Written exercise
Determine how many lines carry the word "convince". Output that number only.

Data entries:
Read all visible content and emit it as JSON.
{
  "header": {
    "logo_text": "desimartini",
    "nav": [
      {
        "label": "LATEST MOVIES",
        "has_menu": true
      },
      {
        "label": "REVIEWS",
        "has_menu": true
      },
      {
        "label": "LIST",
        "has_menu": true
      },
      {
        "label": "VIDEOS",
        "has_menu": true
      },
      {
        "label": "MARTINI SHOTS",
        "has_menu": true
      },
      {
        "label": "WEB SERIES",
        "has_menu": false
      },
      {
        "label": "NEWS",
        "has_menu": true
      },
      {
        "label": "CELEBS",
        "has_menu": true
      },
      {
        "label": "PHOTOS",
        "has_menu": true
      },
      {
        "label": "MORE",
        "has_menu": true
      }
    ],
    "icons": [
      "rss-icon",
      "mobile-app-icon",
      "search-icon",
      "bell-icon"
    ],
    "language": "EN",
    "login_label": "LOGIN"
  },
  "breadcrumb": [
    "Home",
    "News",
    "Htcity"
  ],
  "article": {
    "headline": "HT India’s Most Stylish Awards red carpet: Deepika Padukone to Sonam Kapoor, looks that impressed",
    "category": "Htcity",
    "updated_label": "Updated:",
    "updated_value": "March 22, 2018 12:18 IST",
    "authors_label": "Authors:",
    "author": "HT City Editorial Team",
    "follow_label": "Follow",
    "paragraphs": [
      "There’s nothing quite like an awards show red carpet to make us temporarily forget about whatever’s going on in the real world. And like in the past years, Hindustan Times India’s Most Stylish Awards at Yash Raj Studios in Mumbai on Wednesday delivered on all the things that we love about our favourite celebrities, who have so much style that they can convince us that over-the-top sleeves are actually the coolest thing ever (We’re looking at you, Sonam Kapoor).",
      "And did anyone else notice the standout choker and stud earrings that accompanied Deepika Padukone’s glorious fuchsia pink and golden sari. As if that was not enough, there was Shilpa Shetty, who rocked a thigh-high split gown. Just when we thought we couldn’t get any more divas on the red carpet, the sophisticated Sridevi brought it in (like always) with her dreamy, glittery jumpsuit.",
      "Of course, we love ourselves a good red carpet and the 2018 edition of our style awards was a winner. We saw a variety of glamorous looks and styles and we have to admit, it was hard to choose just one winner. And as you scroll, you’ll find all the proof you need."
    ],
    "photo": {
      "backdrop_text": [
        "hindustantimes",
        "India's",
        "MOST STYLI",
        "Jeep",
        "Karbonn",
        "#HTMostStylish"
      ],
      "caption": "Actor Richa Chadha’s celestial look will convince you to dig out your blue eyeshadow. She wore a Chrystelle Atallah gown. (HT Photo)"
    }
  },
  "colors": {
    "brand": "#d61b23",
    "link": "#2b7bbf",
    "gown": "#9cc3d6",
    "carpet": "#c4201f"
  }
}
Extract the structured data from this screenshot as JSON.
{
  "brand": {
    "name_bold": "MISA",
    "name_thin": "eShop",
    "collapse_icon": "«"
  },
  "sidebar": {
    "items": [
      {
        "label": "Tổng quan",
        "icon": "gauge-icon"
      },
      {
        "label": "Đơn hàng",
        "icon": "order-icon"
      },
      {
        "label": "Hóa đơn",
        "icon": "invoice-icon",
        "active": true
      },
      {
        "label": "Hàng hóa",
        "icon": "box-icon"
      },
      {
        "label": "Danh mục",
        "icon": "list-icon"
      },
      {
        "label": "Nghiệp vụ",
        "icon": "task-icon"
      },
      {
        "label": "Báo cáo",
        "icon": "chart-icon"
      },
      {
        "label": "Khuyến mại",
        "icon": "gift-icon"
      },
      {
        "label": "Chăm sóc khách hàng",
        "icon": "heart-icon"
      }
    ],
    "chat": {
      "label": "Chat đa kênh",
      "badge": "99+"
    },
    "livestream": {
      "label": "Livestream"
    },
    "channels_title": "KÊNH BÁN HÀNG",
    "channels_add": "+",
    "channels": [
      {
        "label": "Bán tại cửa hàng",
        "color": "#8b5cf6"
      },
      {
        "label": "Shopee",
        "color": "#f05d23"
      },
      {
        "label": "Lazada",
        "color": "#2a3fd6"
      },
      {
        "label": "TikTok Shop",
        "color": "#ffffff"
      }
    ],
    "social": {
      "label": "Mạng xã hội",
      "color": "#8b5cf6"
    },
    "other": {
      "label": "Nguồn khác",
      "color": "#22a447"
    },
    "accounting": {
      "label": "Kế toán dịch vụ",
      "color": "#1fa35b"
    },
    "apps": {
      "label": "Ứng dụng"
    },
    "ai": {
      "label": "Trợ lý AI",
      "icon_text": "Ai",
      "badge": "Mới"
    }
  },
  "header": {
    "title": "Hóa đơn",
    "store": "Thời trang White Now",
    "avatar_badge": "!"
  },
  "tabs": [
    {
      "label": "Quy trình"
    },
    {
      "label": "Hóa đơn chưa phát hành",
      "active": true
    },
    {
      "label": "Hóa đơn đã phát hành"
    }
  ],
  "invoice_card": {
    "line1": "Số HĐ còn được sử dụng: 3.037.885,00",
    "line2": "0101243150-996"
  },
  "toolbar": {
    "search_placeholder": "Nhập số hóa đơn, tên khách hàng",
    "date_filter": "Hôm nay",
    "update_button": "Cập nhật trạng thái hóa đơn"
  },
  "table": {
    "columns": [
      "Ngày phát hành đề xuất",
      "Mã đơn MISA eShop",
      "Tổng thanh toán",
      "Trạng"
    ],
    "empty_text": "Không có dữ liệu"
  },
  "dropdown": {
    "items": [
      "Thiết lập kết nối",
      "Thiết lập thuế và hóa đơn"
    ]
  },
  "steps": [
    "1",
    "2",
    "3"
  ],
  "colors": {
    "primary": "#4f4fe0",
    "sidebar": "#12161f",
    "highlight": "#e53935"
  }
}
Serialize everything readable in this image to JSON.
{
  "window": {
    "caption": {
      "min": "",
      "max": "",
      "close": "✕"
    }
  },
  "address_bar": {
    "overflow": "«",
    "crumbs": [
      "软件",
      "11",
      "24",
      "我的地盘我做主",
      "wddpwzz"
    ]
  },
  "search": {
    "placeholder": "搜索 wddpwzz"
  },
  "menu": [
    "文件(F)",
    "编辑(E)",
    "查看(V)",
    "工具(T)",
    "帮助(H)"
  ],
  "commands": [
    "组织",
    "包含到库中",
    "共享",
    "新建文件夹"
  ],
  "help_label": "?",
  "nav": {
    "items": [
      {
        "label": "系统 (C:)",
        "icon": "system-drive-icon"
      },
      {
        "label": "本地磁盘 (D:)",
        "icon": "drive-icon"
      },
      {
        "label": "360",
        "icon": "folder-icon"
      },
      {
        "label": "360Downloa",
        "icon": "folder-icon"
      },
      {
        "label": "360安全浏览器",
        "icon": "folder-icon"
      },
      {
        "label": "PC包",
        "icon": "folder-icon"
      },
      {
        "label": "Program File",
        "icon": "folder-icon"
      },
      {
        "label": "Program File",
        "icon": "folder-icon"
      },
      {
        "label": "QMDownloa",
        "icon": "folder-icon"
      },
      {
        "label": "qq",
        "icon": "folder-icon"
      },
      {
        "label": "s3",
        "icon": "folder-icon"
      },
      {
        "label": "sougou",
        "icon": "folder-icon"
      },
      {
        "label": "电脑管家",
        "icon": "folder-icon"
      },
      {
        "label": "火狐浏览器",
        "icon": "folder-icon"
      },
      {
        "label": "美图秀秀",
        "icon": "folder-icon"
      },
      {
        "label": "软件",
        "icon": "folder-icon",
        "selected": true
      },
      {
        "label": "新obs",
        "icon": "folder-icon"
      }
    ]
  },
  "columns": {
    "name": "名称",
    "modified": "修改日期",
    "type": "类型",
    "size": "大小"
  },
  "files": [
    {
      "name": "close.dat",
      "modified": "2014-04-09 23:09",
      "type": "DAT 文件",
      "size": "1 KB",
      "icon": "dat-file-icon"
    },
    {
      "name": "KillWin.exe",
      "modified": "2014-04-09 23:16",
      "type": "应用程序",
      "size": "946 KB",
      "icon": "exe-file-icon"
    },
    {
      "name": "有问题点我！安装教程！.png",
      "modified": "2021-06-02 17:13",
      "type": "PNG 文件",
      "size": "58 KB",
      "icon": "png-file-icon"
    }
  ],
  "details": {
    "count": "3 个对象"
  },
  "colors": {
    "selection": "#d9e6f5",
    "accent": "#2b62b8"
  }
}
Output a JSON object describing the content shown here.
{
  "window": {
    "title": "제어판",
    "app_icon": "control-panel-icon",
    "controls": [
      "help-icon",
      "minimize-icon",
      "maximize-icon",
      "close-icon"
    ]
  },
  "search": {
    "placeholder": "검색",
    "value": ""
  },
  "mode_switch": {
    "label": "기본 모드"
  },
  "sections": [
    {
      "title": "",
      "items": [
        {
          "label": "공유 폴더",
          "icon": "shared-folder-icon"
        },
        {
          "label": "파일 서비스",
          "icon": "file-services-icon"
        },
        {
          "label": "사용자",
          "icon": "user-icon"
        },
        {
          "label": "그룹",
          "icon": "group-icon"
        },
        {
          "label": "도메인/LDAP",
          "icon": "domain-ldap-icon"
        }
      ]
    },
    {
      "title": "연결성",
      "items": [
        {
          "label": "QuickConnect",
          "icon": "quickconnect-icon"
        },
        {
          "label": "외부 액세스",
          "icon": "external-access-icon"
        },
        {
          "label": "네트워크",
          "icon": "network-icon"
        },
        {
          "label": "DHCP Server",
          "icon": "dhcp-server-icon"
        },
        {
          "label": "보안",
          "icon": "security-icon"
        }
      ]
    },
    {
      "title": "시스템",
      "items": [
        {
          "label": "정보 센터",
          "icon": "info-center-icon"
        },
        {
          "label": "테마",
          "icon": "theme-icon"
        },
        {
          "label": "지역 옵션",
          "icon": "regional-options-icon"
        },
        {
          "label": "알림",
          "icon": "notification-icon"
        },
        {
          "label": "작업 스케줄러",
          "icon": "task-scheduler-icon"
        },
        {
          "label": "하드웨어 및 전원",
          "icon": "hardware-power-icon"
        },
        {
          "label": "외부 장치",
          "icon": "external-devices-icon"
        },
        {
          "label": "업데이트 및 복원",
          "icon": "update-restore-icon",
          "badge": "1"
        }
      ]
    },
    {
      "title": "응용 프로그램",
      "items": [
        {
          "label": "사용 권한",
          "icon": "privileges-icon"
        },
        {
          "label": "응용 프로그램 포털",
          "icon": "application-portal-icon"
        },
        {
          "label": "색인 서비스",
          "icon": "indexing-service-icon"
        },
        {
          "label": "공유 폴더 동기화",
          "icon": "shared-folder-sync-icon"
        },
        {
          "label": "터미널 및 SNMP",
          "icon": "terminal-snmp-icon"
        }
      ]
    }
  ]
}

Answer
2